What you are asked to do ::
Copy out every line that contains "JSON".
━━━━━ Materials provided
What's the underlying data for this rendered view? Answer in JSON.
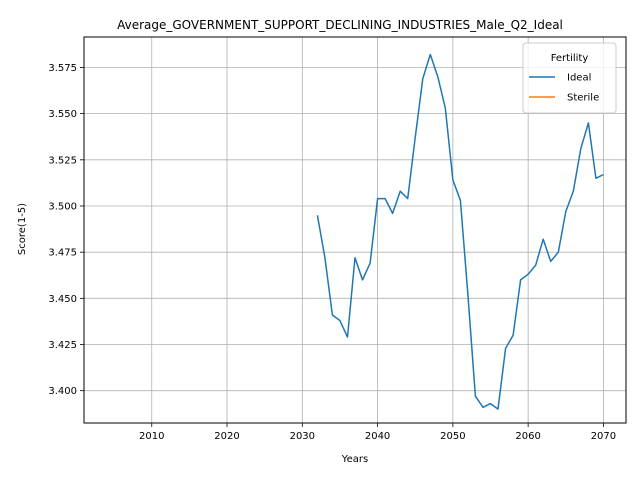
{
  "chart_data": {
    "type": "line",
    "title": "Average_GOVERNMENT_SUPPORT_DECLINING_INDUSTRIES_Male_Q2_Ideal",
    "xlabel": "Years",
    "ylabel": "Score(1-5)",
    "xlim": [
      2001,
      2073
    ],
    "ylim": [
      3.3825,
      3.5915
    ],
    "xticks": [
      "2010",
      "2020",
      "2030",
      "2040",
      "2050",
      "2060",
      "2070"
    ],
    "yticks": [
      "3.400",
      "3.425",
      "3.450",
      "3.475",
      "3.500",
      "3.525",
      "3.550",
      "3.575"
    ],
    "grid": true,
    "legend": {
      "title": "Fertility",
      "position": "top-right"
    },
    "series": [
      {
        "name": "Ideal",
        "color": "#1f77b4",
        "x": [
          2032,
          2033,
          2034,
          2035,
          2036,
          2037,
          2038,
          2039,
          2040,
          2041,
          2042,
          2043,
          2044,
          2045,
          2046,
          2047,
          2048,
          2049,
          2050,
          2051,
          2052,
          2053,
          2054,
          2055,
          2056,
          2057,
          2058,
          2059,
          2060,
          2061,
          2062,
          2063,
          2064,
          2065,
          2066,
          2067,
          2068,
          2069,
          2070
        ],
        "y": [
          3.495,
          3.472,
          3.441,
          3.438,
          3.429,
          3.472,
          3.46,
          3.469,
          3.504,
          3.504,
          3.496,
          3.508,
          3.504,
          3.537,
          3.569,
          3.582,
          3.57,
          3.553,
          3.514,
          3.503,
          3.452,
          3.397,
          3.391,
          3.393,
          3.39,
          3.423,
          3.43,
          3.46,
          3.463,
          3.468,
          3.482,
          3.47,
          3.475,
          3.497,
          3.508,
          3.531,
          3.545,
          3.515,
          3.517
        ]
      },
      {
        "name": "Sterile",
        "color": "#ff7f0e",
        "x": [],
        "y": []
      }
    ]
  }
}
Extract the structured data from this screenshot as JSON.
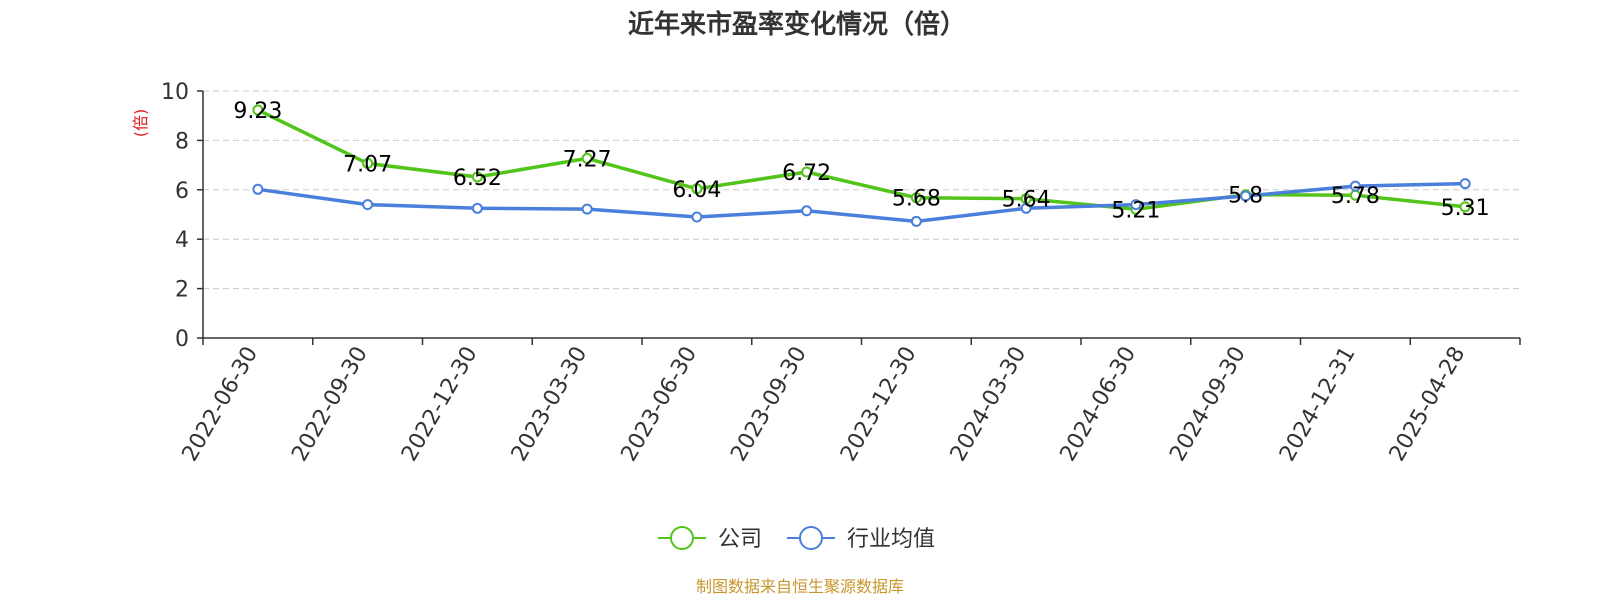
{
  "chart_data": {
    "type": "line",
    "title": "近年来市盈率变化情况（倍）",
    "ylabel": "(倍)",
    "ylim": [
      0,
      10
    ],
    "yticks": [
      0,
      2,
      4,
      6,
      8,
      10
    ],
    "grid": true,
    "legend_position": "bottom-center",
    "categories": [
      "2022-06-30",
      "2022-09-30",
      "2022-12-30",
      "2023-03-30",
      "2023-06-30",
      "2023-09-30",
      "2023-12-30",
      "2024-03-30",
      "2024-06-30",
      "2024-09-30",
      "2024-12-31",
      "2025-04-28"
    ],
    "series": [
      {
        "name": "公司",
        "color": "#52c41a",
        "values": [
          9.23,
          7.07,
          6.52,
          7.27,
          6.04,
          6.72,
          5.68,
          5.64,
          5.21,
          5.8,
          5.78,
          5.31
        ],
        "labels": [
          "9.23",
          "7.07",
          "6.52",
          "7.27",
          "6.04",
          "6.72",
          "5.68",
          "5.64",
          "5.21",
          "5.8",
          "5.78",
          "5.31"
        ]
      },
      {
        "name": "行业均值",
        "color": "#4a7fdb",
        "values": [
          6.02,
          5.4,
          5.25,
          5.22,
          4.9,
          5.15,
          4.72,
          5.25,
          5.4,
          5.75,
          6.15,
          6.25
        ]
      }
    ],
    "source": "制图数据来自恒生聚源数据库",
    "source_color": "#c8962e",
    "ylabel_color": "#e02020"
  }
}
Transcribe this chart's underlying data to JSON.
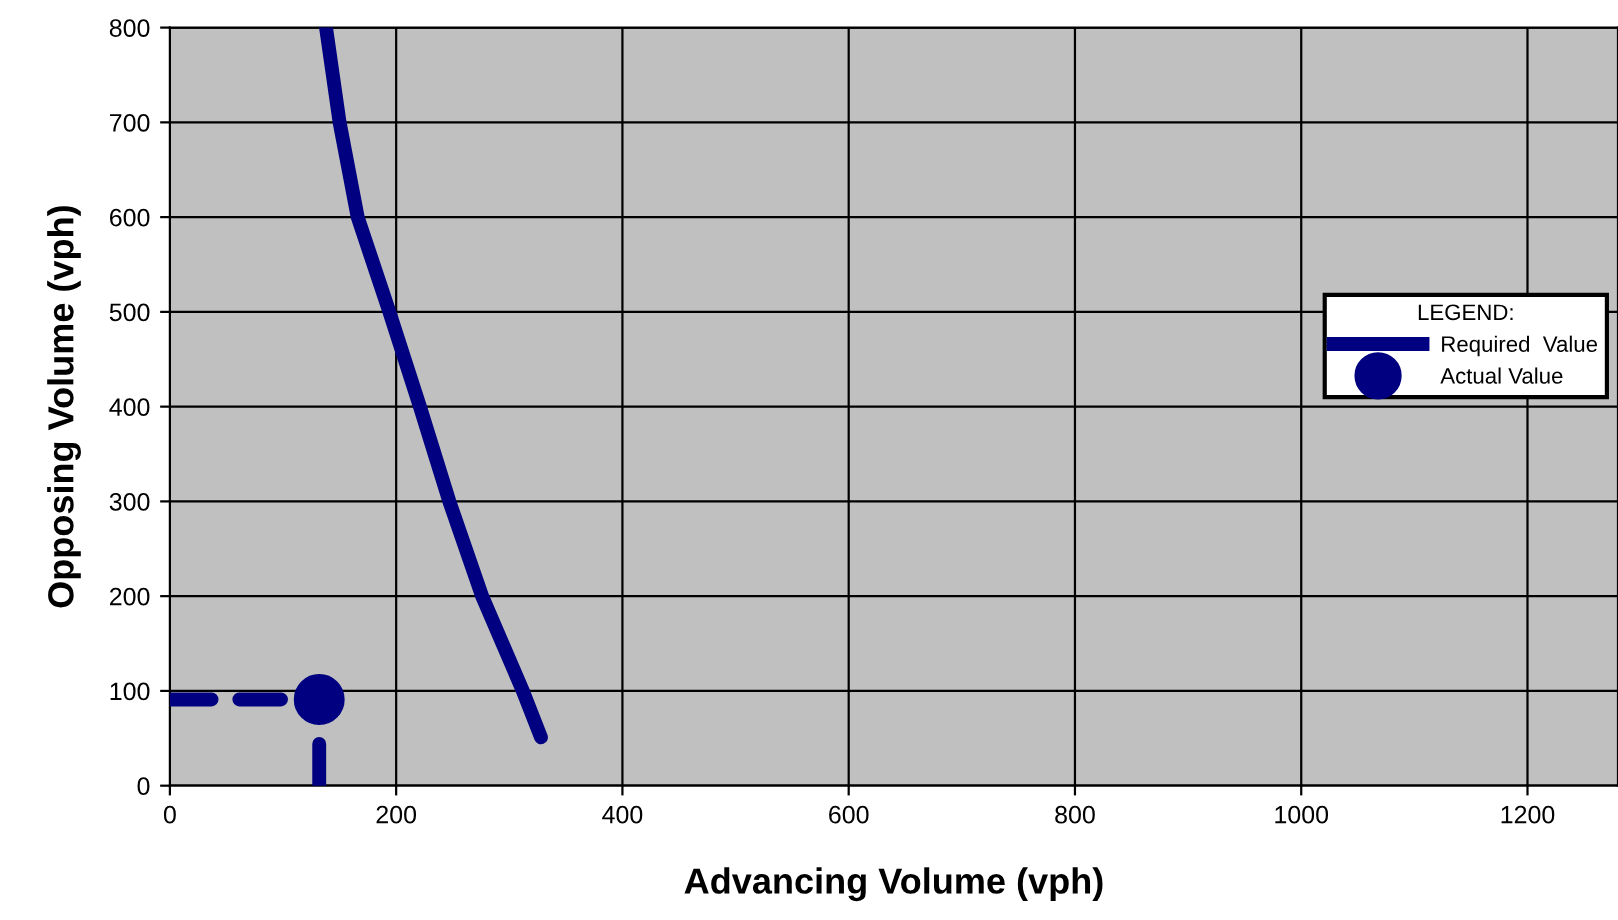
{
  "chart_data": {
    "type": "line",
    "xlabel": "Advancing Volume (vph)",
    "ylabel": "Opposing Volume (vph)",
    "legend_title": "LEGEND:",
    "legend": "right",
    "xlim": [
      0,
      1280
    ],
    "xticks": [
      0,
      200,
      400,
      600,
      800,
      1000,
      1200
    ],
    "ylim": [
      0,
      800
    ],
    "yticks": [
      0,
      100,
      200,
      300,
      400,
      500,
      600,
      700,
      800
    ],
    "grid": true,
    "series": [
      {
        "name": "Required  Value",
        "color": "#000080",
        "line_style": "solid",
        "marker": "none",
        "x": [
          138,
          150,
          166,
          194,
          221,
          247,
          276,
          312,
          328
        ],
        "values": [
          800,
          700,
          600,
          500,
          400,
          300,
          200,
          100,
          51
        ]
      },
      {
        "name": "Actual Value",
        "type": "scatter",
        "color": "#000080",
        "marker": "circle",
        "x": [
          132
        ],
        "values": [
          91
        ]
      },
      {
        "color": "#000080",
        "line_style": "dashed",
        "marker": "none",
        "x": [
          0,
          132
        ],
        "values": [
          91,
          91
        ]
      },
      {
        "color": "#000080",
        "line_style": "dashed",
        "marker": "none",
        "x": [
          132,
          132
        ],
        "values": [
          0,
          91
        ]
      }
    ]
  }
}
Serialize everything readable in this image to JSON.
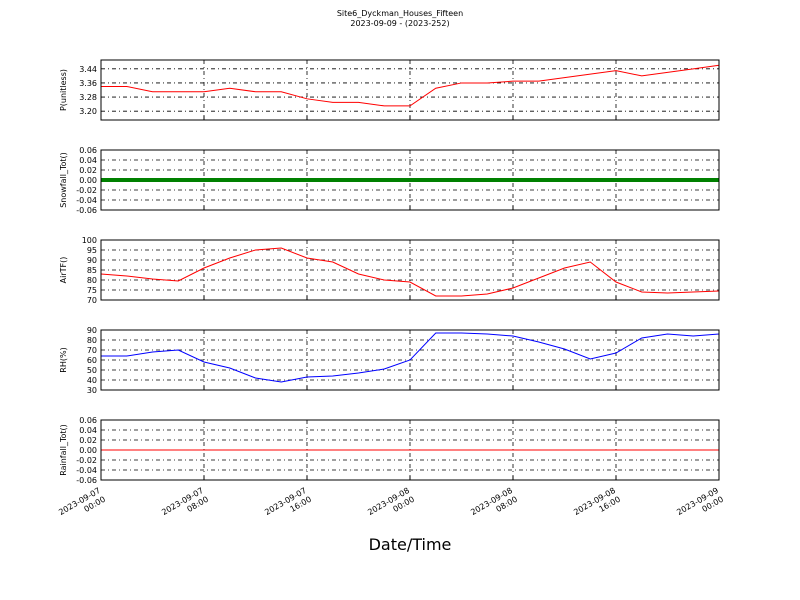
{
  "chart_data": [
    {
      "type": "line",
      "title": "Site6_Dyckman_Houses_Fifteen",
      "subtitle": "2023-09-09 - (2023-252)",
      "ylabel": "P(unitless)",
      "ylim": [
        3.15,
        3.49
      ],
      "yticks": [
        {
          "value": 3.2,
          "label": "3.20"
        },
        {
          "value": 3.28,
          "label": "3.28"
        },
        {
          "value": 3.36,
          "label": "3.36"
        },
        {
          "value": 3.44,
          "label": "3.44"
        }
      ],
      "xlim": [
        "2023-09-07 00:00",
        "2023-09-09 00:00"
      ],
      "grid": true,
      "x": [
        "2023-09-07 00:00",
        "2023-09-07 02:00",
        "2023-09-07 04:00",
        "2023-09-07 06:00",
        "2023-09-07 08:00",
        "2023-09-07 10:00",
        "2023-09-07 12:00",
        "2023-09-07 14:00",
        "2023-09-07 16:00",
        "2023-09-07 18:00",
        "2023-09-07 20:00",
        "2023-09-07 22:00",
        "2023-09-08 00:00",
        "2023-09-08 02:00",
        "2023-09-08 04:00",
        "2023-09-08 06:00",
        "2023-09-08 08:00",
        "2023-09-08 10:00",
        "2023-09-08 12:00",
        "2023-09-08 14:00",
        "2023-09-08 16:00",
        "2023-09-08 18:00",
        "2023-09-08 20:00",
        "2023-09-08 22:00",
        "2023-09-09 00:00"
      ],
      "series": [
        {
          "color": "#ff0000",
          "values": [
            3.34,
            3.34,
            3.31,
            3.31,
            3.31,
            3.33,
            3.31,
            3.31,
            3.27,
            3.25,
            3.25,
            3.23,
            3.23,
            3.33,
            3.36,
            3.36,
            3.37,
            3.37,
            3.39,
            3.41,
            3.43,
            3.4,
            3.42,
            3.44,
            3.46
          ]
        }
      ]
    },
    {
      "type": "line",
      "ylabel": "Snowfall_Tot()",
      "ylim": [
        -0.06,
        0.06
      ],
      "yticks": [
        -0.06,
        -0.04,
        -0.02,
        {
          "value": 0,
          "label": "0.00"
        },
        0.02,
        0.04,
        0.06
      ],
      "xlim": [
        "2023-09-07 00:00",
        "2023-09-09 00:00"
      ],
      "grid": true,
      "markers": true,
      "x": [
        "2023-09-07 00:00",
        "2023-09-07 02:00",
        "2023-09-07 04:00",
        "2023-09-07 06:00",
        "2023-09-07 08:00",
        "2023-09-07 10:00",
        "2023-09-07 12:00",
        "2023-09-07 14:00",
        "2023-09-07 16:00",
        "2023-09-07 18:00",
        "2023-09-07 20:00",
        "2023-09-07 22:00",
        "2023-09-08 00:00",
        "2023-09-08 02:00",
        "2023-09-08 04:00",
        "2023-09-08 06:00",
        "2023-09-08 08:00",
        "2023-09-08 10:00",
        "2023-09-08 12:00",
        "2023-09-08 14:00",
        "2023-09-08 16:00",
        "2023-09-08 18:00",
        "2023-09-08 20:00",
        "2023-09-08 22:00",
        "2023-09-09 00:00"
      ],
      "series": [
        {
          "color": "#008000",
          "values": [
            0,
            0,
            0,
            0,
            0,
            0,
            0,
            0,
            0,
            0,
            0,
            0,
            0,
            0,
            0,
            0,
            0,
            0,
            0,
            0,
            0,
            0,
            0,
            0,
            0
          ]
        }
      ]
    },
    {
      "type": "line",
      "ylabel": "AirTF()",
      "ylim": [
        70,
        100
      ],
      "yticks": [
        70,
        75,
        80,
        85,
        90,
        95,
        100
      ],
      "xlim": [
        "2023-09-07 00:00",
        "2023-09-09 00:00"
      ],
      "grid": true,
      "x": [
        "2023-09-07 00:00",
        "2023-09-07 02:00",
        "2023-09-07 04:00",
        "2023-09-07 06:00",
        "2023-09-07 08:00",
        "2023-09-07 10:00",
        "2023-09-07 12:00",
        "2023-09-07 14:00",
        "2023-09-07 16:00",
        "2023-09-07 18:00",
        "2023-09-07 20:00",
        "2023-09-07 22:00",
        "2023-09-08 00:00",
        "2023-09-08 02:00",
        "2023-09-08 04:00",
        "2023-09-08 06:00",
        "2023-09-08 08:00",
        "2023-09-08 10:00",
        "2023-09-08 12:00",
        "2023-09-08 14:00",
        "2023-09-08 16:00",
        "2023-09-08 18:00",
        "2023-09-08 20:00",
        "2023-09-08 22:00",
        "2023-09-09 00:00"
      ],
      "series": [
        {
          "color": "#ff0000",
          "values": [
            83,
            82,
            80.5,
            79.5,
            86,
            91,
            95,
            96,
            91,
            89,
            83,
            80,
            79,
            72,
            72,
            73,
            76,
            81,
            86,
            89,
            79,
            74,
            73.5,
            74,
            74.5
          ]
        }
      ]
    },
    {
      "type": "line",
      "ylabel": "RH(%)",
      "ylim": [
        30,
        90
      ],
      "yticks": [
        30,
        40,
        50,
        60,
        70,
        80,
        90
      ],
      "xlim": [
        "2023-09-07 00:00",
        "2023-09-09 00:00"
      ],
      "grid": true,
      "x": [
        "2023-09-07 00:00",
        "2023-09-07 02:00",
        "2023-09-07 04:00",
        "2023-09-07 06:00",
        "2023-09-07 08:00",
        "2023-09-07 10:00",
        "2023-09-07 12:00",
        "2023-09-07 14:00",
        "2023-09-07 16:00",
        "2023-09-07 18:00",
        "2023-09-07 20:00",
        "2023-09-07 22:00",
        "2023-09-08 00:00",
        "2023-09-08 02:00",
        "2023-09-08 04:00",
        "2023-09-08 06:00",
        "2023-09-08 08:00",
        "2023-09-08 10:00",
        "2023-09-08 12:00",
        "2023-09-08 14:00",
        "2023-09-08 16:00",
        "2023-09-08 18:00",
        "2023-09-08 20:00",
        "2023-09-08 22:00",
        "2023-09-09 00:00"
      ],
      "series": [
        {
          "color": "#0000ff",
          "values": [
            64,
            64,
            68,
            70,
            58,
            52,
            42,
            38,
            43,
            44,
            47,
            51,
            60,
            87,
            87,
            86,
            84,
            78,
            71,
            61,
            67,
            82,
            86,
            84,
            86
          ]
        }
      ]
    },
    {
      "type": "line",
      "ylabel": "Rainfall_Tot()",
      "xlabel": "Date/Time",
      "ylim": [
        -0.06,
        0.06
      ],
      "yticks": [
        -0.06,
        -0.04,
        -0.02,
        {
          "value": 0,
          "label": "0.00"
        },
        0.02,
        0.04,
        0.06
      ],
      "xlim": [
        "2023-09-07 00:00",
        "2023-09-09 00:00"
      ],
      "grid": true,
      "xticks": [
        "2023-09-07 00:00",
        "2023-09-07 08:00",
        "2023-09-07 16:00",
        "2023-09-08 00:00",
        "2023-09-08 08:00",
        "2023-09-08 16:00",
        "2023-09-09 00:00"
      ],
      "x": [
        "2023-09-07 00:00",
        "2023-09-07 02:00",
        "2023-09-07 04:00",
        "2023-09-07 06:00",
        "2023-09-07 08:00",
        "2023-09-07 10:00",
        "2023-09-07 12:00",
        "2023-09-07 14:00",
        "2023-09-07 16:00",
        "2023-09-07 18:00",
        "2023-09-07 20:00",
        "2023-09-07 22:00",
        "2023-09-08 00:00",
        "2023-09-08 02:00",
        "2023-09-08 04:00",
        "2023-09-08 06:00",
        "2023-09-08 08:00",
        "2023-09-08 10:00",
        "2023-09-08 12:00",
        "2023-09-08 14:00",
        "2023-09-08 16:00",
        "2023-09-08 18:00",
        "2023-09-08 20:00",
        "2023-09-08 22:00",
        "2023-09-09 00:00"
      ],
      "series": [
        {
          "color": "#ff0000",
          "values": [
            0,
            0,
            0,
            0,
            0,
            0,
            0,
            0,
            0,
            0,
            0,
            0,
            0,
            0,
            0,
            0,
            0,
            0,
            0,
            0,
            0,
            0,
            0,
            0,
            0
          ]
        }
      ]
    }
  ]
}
━━━━━━━━━━
Response to this exercise ::
What's the underlying data for this rendered view? Answer in JSON.
Extract the structured data from this screenshot as JSON.
Transcribe this chart's underlying data to JSON.
Serialize everything readable in this image to JSON.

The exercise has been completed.